Task details: Below are records. Copy every line with "name" in it.

Extracted data:
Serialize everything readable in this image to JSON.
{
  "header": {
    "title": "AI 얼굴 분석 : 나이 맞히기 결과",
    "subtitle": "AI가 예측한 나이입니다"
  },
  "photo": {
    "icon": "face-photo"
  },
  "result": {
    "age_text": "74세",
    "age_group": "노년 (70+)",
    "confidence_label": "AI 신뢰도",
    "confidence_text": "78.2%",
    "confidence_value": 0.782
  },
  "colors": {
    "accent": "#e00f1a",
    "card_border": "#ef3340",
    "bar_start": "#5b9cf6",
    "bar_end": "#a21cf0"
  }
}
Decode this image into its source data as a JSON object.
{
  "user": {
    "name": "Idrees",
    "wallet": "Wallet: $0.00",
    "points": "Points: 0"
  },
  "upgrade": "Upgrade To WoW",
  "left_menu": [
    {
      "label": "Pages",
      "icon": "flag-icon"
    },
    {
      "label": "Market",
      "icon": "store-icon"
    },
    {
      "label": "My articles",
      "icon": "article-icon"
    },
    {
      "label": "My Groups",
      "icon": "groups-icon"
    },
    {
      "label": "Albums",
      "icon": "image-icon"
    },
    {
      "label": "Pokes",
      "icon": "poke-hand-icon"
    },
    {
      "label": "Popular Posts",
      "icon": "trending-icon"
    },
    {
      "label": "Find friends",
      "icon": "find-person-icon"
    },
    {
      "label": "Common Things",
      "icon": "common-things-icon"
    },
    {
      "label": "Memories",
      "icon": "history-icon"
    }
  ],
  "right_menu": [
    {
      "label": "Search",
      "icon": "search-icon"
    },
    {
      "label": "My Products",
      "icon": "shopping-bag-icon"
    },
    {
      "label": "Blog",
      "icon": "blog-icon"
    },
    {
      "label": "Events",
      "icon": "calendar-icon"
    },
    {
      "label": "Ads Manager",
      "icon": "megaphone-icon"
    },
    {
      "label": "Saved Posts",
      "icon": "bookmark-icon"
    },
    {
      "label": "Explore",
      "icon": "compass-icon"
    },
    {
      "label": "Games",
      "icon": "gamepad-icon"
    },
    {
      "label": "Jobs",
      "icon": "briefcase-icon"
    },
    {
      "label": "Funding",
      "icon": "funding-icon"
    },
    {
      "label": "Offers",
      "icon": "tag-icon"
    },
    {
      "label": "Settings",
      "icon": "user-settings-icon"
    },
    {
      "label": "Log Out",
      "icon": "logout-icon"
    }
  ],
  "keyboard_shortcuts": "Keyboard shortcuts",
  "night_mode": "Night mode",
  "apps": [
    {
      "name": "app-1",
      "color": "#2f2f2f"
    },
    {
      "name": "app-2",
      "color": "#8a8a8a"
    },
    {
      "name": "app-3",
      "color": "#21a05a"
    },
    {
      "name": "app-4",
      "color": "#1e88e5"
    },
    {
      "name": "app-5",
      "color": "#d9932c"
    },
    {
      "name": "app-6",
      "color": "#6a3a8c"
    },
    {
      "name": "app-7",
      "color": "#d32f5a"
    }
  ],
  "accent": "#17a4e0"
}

Full solution:
    "name": "Idrees",
      "name": "app-1",
      "name": "app-2",
      "name": "app-3",
      "name": "app-4",
      "name": "app-5",
      "name": "app-6",
      "name": "app-7",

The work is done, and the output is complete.